— Start —
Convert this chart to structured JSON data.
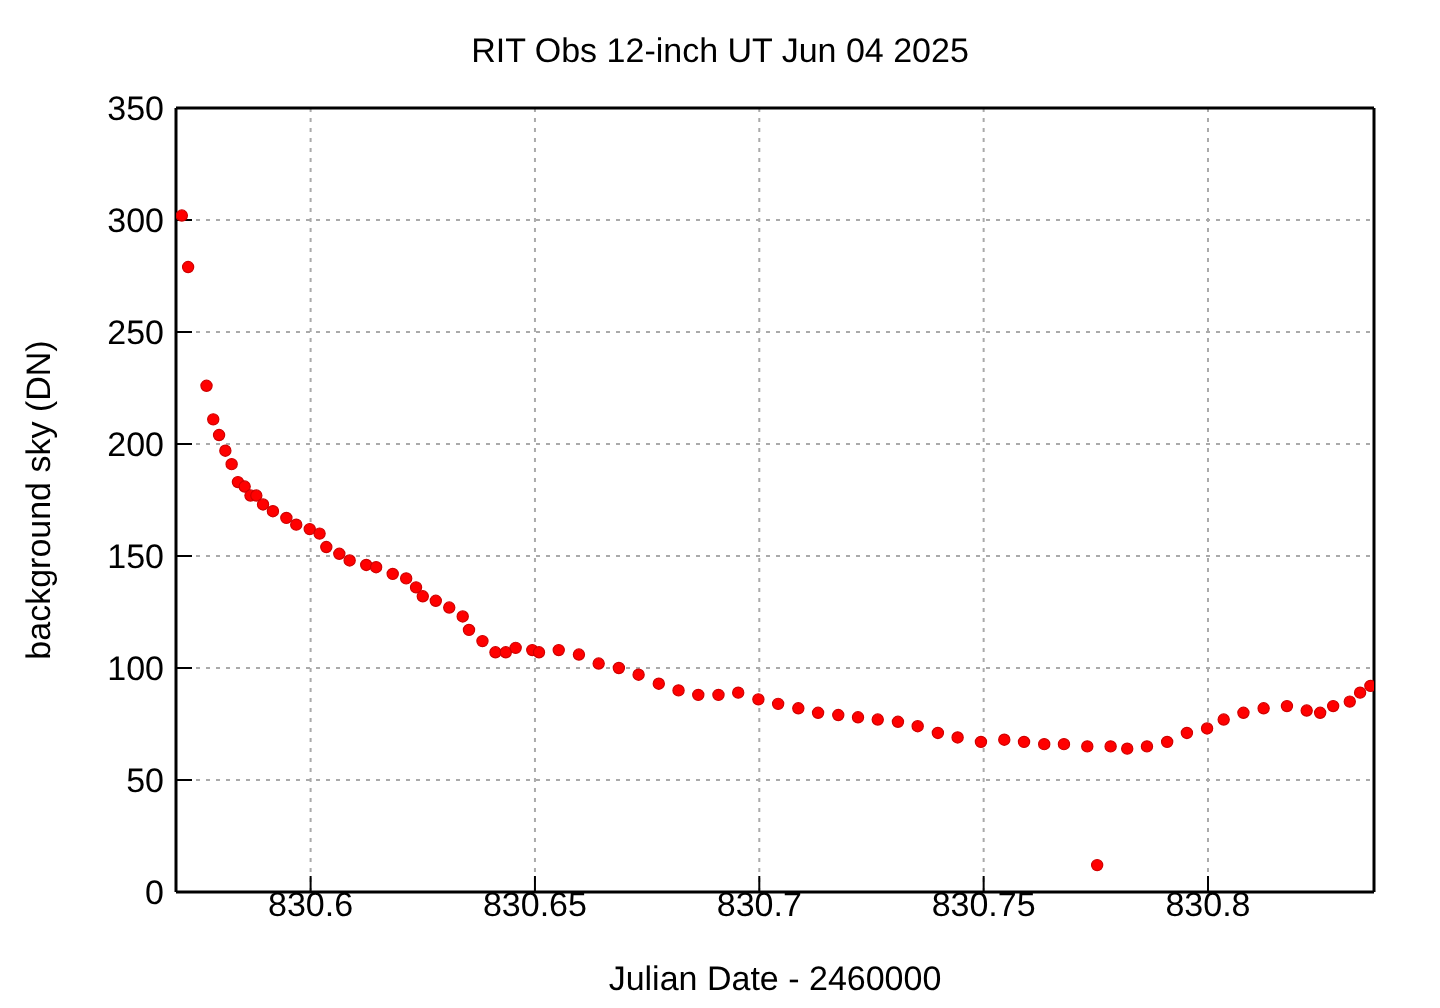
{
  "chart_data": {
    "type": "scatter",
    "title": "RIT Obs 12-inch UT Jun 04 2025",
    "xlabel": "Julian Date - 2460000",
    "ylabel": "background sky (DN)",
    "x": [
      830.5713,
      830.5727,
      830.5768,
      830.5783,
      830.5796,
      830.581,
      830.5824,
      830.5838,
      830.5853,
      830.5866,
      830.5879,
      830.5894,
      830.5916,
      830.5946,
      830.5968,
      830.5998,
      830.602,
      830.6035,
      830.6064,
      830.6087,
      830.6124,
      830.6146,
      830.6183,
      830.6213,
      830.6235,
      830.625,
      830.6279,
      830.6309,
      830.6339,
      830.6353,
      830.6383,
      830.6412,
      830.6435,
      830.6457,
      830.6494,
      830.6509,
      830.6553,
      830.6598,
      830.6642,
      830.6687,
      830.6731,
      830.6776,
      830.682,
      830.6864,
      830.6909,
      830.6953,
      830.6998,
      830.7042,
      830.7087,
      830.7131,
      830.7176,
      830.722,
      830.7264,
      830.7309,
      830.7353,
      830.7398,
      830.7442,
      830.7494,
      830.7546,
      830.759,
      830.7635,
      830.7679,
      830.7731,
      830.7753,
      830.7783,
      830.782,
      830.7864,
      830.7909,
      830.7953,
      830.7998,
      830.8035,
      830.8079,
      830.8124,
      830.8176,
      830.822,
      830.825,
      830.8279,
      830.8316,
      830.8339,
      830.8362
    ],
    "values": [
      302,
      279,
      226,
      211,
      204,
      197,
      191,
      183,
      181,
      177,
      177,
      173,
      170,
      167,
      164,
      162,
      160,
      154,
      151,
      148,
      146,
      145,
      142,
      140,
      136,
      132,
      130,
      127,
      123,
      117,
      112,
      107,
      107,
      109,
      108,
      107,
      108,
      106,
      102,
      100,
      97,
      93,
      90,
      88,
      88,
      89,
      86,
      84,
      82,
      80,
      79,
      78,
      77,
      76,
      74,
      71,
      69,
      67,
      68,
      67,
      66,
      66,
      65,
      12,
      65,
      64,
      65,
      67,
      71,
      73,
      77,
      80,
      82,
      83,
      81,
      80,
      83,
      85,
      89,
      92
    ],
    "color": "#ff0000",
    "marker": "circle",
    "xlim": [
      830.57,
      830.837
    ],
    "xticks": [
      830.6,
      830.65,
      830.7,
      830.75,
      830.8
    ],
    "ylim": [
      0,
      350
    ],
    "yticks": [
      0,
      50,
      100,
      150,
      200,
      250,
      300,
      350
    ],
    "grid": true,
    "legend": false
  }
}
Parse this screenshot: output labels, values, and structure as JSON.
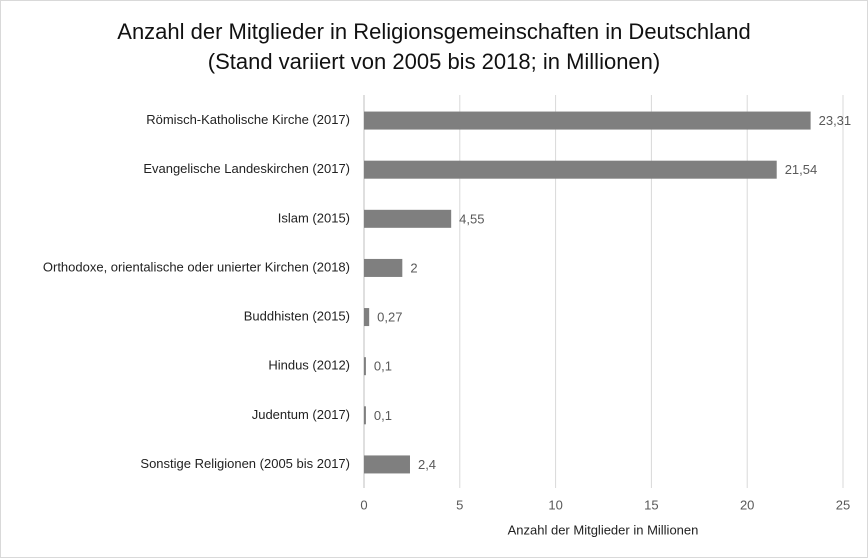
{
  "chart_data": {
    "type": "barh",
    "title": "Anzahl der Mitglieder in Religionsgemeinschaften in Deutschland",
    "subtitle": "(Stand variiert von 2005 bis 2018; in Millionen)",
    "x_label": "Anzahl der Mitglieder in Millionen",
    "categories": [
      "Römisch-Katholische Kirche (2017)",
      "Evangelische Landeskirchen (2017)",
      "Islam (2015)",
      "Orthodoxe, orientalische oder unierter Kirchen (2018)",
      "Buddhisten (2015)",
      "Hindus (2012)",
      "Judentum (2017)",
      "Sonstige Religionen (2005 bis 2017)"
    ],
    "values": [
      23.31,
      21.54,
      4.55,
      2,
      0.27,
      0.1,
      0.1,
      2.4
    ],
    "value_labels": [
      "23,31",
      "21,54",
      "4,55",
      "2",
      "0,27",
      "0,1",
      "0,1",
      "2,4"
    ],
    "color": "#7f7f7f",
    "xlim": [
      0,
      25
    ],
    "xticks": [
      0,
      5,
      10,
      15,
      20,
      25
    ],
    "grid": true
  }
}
— End —
» Problem statement
Restate each line of the records exactly; pictures do not belong in the copy.

» Task answer
Convert this chart to structured JSON data.
{
  "chart_data": {
    "type": "scatter",
    "title": "RIT Obs 12-inch UT Jun 04 2025",
    "xlabel": "Julian Date - 2460000",
    "ylabel": "background sky (DN)",
    "x": [
      830.5713,
      830.5727,
      830.5768,
      830.5783,
      830.5796,
      830.581,
      830.5824,
      830.5838,
      830.5853,
      830.5866,
      830.5879,
      830.5894,
      830.5916,
      830.5946,
      830.5968,
      830.5998,
      830.602,
      830.6035,
      830.6064,
      830.6087,
      830.6124,
      830.6146,
      830.6183,
      830.6213,
      830.6235,
      830.625,
      830.6279,
      830.6309,
      830.6339,
      830.6353,
      830.6383,
      830.6412,
      830.6435,
      830.6457,
      830.6494,
      830.6509,
      830.6553,
      830.6598,
      830.6642,
      830.6687,
      830.6731,
      830.6776,
      830.682,
      830.6864,
      830.6909,
      830.6953,
      830.6998,
      830.7042,
      830.7087,
      830.7131,
      830.7176,
      830.722,
      830.7264,
      830.7309,
      830.7353,
      830.7398,
      830.7442,
      830.7494,
      830.7546,
      830.759,
      830.7635,
      830.7679,
      830.7731,
      830.7753,
      830.7783,
      830.782,
      830.7864,
      830.7909,
      830.7953,
      830.7998,
      830.8035,
      830.8079,
      830.8124,
      830.8176,
      830.822,
      830.825,
      830.8279,
      830.8316,
      830.8339,
      830.8362
    ],
    "values": [
      302,
      279,
      226,
      211,
      204,
      197,
      191,
      183,
      181,
      177,
      177,
      173,
      170,
      167,
      164,
      162,
      160,
      154,
      151,
      148,
      146,
      145,
      142,
      140,
      136,
      132,
      130,
      127,
      123,
      117,
      112,
      107,
      107,
      109,
      108,
      107,
      108,
      106,
      102,
      100,
      97,
      93,
      90,
      88,
      88,
      89,
      86,
      84,
      82,
      80,
      79,
      78,
      77,
      76,
      74,
      71,
      69,
      67,
      68,
      67,
      66,
      66,
      65,
      12,
      65,
      64,
      65,
      67,
      71,
      73,
      77,
      80,
      82,
      83,
      81,
      80,
      83,
      85,
      89,
      92
    ],
    "color": "#ff0000",
    "marker": "circle",
    "xlim": [
      830.57,
      830.837
    ],
    "xticks": [
      830.6,
      830.65,
      830.7,
      830.75,
      830.8
    ],
    "ylim": [
      0,
      350
    ],
    "yticks": [
      0,
      50,
      100,
      150,
      200,
      250,
      300,
      350
    ],
    "grid": true,
    "legend": false
  }
}
Parse this screenshot: output labels, values, and structure as JSON.
{
  "chart_data": {
    "type": "barh",
    "title": "Anzahl der Mitglieder in Religionsgemeinschaften in Deutschland",
    "subtitle": "(Stand variiert von 2005 bis 2018; in Millionen)",
    "x_label": "Anzahl der Mitglieder in Millionen",
    "categories": [
      "Römisch-Katholische Kirche (2017)",
      "Evangelische Landeskirchen (2017)",
      "Islam (2015)",
      "Orthodoxe, orientalische oder unierter Kirchen (2018)",
      "Buddhisten (2015)",
      "Hindus (2012)",
      "Judentum (2017)",
      "Sonstige Religionen (2005 bis 2017)"
    ],
    "values": [
      23.31,
      21.54,
      4.55,
      2,
      0.27,
      0.1,
      0.1,
      2.4
    ],
    "value_labels": [
      "23,31",
      "21,54",
      "4,55",
      "2",
      "0,27",
      "0,1",
      "0,1",
      "2,4"
    ],
    "color": "#7f7f7f",
    "xlim": [
      0,
      25
    ],
    "xticks": [
      0,
      5,
      10,
      15,
      20,
      25
    ],
    "grid": true
  }
}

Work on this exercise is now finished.